## The request
Transcribe the records that follow exactly. Skip the pictures.

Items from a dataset
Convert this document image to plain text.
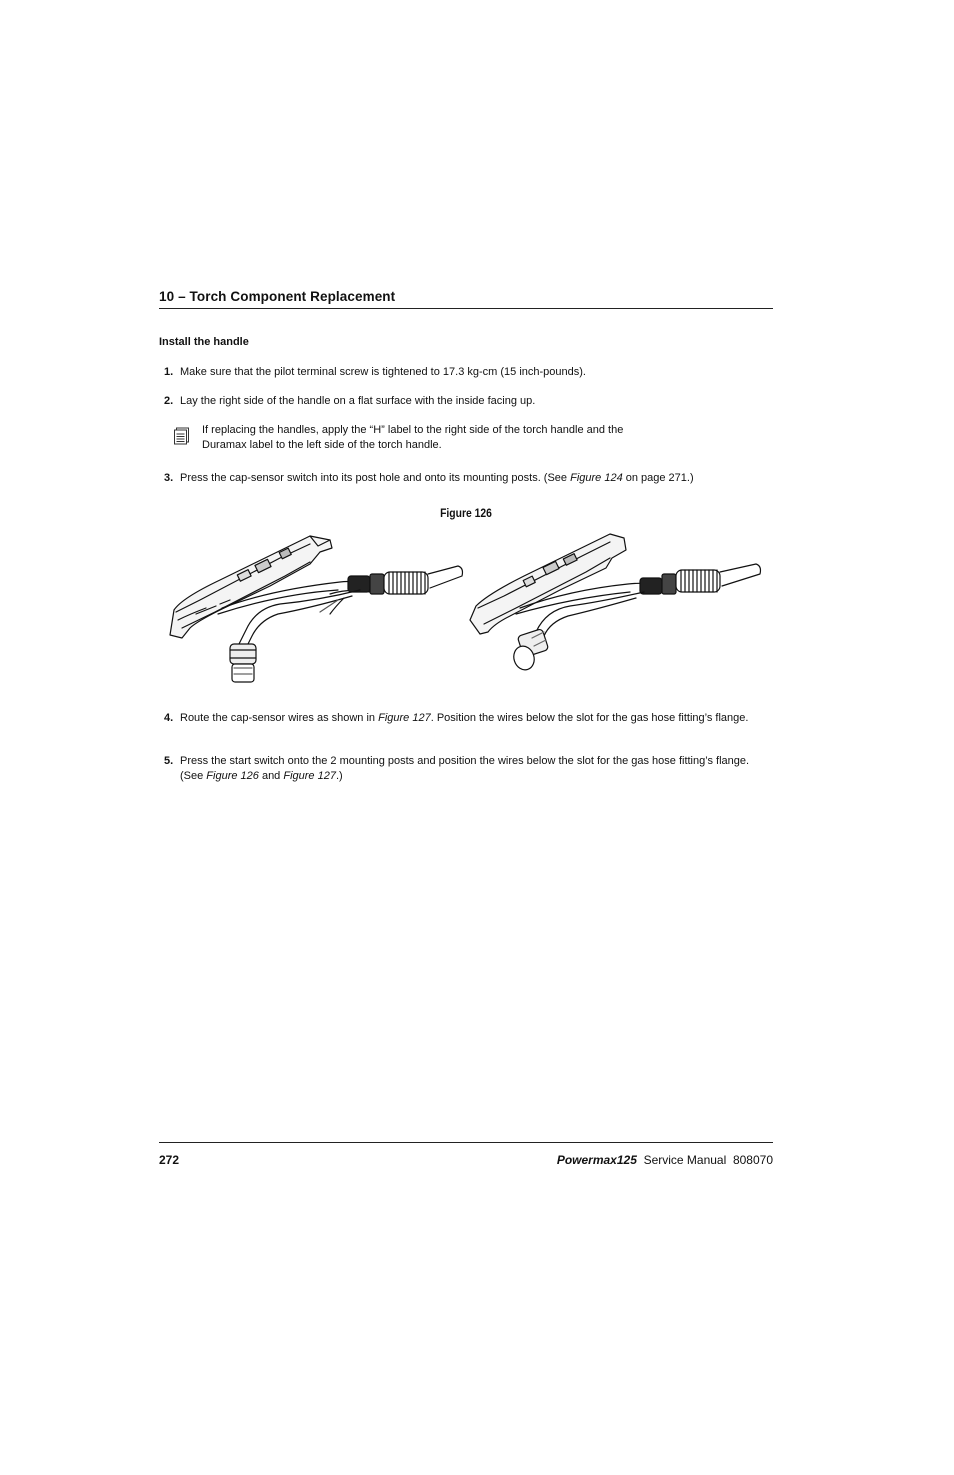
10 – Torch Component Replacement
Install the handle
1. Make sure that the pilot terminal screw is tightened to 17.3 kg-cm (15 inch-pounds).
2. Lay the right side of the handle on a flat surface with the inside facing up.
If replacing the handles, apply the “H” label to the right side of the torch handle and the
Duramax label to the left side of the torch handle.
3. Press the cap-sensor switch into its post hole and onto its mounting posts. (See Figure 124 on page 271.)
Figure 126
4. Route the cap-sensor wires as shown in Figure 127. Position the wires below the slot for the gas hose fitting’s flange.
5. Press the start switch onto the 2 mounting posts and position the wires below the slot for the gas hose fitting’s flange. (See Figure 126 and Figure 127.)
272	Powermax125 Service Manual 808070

## Output for this task
Convert this document image to plain text.
10 – Torch Component Replacement
Install the handle
1. Make sure that the pilot terminal screw is tightened to 17.3 kg-cm (15 inch-pounds).
2. Lay the right side of the handle on a flat surface with the inside facing up.
If replacing the handles, apply the “H” label to the right side of the torch handle and the
Duramax label to the left side of the torch handle.
3. Press the cap-sensor switch into its post hole and onto its mounting posts. (See Figure 124 on page 271.)
Figure 126
4. Route the cap-sensor wires as shown in Figure 127. Position the wires below the slot for the gas hose fitting’s flange.
5. Press the start switch onto the 2 mounting posts and position the wires below the slot for the gas hose fitting’s flange. (See Figure 126 and Figure 127.)
272	Powermax125 Service Manual 808070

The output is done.